Find the number of lines containing the string "合理即可" in the data. Answer with the number by itself.

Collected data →
########################################
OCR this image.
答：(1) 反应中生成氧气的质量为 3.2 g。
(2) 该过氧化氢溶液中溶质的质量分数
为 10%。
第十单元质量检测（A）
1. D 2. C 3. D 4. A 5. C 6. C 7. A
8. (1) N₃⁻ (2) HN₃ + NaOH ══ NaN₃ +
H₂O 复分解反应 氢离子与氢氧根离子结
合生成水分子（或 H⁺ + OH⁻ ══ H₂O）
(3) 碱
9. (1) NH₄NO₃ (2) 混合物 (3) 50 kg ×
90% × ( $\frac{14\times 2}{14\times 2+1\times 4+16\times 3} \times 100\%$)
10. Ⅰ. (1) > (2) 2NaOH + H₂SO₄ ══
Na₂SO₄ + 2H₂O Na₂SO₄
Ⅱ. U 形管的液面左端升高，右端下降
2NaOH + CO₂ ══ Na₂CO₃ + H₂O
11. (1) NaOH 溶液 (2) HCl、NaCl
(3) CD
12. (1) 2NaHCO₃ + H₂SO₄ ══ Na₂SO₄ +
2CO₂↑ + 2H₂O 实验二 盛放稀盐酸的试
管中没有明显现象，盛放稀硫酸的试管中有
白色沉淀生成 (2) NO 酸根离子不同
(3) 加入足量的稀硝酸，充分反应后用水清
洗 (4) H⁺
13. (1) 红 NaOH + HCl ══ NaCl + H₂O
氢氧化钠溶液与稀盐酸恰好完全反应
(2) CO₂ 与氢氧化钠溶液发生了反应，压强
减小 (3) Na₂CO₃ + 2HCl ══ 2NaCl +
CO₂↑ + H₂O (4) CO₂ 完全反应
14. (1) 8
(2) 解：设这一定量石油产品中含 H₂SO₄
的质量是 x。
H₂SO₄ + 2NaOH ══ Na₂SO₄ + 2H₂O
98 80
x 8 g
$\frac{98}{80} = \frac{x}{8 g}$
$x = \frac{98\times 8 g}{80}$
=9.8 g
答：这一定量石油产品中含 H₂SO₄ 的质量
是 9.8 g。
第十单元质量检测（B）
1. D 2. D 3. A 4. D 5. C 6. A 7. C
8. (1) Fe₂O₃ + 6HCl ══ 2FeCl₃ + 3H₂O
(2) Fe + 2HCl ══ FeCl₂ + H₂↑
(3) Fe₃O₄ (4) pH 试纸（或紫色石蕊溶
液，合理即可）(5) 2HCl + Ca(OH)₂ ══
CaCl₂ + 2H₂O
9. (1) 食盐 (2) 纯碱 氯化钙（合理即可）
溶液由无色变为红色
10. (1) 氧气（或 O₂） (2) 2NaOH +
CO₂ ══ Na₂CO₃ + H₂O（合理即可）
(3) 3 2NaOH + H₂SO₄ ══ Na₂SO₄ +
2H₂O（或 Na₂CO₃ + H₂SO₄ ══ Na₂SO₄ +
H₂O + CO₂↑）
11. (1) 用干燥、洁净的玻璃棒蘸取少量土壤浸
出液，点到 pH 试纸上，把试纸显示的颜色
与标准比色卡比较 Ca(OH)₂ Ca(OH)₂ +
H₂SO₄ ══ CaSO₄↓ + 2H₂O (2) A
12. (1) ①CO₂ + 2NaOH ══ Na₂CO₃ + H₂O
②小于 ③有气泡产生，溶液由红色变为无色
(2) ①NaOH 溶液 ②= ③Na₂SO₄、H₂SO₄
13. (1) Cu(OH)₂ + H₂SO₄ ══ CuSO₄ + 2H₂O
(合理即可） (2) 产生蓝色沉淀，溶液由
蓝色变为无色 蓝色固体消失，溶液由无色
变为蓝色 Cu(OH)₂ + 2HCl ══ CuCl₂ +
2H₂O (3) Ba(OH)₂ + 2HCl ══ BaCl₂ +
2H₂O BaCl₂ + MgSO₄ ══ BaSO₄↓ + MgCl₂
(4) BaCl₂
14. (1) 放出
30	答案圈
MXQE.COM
########################################
Response → 4